Work through the data below line by line and say how many lines hold "jour"; give only the number.

(Figure contents as structured data)
★ ★ ★ ★ ★

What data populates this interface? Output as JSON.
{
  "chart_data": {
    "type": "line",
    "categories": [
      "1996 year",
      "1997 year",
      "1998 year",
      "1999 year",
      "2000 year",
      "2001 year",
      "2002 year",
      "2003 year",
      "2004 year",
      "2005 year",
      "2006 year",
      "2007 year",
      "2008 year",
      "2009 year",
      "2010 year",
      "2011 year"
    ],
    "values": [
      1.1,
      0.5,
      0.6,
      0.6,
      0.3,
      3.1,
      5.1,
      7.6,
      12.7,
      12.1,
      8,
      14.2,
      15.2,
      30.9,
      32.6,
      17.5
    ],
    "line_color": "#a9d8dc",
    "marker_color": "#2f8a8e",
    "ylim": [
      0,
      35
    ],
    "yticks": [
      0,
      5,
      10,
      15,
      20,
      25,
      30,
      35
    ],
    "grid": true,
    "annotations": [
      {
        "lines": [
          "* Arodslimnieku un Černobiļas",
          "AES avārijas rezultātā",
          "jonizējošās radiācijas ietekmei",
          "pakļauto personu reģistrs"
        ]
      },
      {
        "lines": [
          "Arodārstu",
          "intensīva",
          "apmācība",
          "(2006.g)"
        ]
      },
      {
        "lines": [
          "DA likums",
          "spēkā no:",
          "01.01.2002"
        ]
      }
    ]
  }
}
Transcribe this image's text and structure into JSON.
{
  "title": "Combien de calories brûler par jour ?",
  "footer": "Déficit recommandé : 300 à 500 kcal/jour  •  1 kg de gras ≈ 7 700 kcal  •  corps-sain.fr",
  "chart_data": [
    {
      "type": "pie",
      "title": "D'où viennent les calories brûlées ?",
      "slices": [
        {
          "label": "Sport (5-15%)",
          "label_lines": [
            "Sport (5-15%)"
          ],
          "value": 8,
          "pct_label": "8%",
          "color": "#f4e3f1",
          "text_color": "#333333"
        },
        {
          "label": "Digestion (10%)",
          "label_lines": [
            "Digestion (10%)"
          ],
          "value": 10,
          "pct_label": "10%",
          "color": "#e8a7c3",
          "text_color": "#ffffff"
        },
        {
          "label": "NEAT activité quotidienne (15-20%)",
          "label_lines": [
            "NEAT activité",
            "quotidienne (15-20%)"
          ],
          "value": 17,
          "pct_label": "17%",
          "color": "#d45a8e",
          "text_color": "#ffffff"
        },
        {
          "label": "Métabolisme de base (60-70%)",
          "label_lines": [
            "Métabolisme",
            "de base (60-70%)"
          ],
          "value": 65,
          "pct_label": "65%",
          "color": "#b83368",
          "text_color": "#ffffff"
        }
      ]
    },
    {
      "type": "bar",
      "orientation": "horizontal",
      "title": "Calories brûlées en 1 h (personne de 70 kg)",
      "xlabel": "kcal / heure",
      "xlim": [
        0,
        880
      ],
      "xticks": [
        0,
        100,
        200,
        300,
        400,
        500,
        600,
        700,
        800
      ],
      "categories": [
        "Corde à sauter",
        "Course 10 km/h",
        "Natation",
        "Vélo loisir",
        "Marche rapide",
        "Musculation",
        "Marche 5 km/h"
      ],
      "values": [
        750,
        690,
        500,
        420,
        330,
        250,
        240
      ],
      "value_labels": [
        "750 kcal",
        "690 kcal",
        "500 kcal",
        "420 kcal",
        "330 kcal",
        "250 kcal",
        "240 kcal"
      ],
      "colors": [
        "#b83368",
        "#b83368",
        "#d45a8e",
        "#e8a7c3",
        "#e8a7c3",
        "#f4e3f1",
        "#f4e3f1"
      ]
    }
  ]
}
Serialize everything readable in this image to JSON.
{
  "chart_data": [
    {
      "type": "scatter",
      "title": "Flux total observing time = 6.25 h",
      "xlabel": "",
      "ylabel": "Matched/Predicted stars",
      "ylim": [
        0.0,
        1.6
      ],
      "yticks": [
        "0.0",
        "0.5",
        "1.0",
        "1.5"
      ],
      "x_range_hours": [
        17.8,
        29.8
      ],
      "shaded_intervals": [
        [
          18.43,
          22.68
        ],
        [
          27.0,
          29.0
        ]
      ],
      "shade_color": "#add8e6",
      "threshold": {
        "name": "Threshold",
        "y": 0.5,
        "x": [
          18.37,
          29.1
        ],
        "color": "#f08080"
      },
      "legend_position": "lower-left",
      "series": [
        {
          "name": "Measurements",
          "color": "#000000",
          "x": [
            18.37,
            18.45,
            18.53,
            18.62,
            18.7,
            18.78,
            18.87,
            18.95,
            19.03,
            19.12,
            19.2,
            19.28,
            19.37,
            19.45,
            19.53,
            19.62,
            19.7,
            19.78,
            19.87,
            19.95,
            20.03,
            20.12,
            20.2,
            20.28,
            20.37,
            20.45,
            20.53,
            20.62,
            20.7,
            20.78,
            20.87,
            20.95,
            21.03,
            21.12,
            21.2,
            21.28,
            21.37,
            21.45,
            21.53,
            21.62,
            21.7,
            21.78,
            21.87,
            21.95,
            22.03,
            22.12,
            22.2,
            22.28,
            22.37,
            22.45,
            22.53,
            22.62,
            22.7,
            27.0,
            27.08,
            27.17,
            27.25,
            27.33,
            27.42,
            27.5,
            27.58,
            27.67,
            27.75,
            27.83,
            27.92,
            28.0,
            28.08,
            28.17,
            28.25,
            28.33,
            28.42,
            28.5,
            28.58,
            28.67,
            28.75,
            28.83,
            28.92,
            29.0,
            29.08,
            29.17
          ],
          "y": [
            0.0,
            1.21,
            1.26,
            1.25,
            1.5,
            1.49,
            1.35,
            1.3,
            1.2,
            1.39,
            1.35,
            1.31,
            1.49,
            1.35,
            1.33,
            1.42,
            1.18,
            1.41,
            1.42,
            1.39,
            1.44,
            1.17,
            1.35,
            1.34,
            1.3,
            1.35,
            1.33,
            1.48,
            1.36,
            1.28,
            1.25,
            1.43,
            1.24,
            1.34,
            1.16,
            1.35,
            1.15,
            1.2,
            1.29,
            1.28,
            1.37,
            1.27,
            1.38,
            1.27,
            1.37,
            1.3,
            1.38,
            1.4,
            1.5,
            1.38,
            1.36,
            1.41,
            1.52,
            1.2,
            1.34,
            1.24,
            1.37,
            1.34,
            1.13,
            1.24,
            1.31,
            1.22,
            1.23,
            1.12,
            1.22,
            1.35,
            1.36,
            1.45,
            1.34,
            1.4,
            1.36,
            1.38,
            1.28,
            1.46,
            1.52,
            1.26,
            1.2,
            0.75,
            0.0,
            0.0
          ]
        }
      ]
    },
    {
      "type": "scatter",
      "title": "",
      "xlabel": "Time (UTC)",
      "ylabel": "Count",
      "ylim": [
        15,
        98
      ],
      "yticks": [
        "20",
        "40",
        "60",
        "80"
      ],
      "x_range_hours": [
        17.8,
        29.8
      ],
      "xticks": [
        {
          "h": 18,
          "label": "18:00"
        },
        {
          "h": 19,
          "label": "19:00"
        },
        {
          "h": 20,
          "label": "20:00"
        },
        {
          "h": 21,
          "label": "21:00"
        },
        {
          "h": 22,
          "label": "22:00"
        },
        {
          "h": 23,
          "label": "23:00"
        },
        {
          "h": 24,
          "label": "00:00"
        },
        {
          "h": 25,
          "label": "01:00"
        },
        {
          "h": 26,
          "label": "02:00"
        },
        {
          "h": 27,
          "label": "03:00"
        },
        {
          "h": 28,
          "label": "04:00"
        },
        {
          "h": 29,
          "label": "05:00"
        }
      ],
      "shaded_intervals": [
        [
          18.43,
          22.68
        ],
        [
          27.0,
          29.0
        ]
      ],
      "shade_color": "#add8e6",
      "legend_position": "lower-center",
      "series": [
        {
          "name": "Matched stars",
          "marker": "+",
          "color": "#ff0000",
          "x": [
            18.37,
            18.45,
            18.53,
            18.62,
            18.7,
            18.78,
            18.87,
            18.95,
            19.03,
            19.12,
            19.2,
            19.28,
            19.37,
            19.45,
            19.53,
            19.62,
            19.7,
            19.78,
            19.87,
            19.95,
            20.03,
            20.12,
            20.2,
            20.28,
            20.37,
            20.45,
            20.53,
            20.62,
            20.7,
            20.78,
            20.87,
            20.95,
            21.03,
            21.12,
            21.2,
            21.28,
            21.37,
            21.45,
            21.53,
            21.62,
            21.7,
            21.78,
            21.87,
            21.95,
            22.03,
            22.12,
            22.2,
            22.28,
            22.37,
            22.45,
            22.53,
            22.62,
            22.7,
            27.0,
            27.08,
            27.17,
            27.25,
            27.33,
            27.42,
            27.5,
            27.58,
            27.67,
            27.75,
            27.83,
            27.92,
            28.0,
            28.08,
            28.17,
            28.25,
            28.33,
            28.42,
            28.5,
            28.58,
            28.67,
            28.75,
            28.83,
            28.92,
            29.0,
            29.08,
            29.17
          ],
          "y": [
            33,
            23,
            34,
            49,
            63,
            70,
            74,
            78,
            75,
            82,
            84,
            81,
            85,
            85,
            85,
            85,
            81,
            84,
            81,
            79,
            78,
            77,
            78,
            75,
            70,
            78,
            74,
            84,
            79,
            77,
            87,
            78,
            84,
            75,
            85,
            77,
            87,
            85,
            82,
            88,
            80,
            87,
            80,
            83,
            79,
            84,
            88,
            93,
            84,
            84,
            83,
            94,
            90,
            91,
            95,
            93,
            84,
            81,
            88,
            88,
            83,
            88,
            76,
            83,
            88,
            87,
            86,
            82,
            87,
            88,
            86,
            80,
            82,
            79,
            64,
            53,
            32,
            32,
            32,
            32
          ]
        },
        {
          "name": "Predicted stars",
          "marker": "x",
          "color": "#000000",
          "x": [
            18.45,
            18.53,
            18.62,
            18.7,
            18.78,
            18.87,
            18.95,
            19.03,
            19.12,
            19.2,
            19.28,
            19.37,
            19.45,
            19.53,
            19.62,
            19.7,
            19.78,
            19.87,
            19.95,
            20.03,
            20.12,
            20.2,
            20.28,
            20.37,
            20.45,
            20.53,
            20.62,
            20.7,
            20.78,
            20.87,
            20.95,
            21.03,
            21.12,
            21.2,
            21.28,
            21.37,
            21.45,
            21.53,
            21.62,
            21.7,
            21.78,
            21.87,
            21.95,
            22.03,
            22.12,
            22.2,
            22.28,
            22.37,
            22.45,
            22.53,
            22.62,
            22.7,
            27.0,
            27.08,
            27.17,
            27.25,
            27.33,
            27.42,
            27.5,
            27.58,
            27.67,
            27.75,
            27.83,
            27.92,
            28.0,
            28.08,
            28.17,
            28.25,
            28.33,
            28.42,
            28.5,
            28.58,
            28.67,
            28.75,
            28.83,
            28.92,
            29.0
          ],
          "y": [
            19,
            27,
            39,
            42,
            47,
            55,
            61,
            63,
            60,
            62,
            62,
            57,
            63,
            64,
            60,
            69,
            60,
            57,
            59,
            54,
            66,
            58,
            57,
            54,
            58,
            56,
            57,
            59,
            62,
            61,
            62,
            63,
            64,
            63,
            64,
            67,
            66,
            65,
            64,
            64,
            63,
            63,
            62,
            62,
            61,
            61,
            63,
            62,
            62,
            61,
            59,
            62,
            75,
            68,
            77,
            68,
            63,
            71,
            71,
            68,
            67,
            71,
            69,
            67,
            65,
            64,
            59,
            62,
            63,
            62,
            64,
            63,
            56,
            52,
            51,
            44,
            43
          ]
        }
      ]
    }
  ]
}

★ ★ ★ ★ ★

▶ _Exercise output_
2